[Exercise description] Extract the complete listing and output it unchanged.

[Source records]
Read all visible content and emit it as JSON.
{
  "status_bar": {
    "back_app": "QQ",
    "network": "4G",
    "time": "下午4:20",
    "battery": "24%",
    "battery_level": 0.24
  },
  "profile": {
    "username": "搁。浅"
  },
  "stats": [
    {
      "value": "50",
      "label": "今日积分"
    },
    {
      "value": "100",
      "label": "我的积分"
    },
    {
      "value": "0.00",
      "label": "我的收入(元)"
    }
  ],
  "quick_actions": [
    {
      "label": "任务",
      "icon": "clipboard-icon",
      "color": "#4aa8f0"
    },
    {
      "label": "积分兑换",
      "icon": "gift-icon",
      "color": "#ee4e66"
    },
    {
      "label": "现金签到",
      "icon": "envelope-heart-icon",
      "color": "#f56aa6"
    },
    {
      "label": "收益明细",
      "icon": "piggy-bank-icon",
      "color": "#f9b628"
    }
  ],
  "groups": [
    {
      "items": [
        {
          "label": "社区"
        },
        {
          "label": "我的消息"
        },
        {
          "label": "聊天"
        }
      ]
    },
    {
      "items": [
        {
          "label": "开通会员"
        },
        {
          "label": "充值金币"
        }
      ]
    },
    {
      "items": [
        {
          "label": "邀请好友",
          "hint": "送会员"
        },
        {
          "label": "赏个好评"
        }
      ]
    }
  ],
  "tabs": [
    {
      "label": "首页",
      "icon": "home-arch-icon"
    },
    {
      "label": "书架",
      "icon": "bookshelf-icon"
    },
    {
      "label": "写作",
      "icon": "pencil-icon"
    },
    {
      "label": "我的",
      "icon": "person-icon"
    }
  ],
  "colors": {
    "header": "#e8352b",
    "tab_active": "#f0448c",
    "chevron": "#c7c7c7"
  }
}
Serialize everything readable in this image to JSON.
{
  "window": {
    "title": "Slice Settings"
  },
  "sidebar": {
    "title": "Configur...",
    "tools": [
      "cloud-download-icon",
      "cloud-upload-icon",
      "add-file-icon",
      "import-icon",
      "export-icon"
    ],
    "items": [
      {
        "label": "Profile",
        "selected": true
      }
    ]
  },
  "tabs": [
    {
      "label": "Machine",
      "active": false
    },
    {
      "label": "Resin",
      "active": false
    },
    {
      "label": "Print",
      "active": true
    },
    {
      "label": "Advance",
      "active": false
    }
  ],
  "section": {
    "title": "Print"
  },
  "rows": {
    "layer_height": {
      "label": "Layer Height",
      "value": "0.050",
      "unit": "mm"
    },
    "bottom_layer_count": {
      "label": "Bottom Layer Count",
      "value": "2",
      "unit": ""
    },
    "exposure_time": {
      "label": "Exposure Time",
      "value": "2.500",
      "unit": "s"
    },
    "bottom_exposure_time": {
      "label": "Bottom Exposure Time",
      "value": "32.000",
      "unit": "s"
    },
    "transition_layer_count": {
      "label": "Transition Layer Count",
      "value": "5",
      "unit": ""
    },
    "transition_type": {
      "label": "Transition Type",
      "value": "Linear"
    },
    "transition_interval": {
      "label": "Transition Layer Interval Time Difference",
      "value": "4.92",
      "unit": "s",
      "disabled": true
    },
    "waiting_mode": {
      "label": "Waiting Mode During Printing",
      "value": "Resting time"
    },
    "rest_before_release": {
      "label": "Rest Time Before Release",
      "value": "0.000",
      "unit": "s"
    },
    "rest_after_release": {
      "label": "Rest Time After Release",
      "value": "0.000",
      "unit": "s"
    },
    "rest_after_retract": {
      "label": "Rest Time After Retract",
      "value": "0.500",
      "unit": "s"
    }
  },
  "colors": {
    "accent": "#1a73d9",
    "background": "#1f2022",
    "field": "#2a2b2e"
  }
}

[Output for this exercise]
Read all visible content and emit it as JSON.
{
  "status_bar": {
    "back_app": "QQ",
    "network": "4G",
    "time": "下午4:20",
    "battery": "24%",
    "battery_level": 0.24
  },
  "profile": {
    "username": "搁。浅"
  },
  "stats": [
    {
      "value": "50",
      "label": "今日积分"
    },
    {
      "value": "100",
      "label": "我的积分"
    },
    {
      "value": "0.00",
      "label": "我的收入(元)"
    }
  ],
  "quick_actions": [
    {
      "label": "任务",
      "icon": "clipboard-icon",
      "color": "#4aa8f0"
    },
    {
      "label": "积分兑换",
      "icon": "gift-icon",
      "color": "#ee4e66"
    },
    {
      "label": "现金签到",
      "icon": "envelope-heart-icon",
      "color": "#f56aa6"
    },
    {
      "label": "收益明细",
      "icon": "piggy-bank-icon",
      "color": "#f9b628"
    }
  ],
  "groups": [
    {
      "items": [
        {
          "label": "社区"
        },
        {
          "label": "我的消息"
        },
        {
          "label": "聊天"
        }
      ]
    },
    {
      "items": [
        {
          "label": "开通会员"
        },
        {
          "label": "充值金币"
        }
      ]
    },
    {
      "items": [
        {
          "label": "邀请好友",
          "hint": "送会员"
        },
        {
          "label": "赏个好评"
        }
      ]
    }
  ],
  "tabs": [
    {
      "label": "首页",
      "icon": "home-arch-icon"
    },
    {
      "label": "书架",
      "icon": "bookshelf-icon"
    },
    {
      "label": "写作",
      "icon": "pencil-icon"
    },
    {
      "label": "我的",
      "icon": "person-icon"
    }
  ],
  "colors": {
    "header": "#e8352b",
    "tab_active": "#f0448c",
    "chevron": "#c7c7c7"
  }
}
Serialize everything readable in this image to JSON.
{
  "window": {
    "title": "Slice Settings"
  },
  "sidebar": {
    "title": "Configur...",
    "tools": [
      "cloud-download-icon",
      "cloud-upload-icon",
      "add-file-icon",
      "import-icon",
      "export-icon"
    ],
    "items": [
      {
        "label": "Profile",
        "selected": true
      }
    ]
  },
  "tabs": [
    {
      "label": "Machine",
      "active": false
    },
    {
      "label": "Resin",
      "active": false
    },
    {
      "label": "Print",
      "active": true
    },
    {
      "label": "Advance",
      "active": false
    }
  ],
  "section": {
    "title": "Print"
  },
  "rows": {
    "layer_height": {
      "label": "Layer Height",
      "value": "0.050",
      "unit": "mm"
    },
    "bottom_layer_count": {
      "label": "Bottom Layer Count",
      "value": "2",
      "unit": ""
    },
    "exposure_time": {
      "label": "Exposure Time",
      "value": "2.500",
      "unit": "s"
    },
    "bottom_exposure_time": {
      "label": "Bottom Exposure Time",
      "value": "32.000",
      "unit": "s"
    },
    "transition_layer_count": {
      "label": "Transition Layer Count",
      "value": "5",
      "unit": ""
    },
    "transition_type": {
      "label": "Transition Type",
      "value": "Linear"
    },
    "transition_interval": {
      "label": "Transition Layer Interval Time Difference",
      "value": "4.92",
      "unit": "s",
      "disabled": true
    },
    "waiting_mode": {
      "label": "Waiting Mode During Printing",
      "value": "Resting time"
    },
    "rest_before_release": {
      "label": "Rest Time Before Release",
      "value": "0.000",
      "unit": "s"
    },
    "rest_after_release": {
      "label": "Rest Time After Release",
      "value": "0.000",
      "unit": "s"
    },
    "rest_after_retract": {
      "label": "Rest Time After Retract",
      "value": "0.500",
      "unit": "s"
    }
  },
  "colors": {
    "accent": "#1a73d9",
    "background": "#1f2022",
    "field": "#2a2b2e"
  }
}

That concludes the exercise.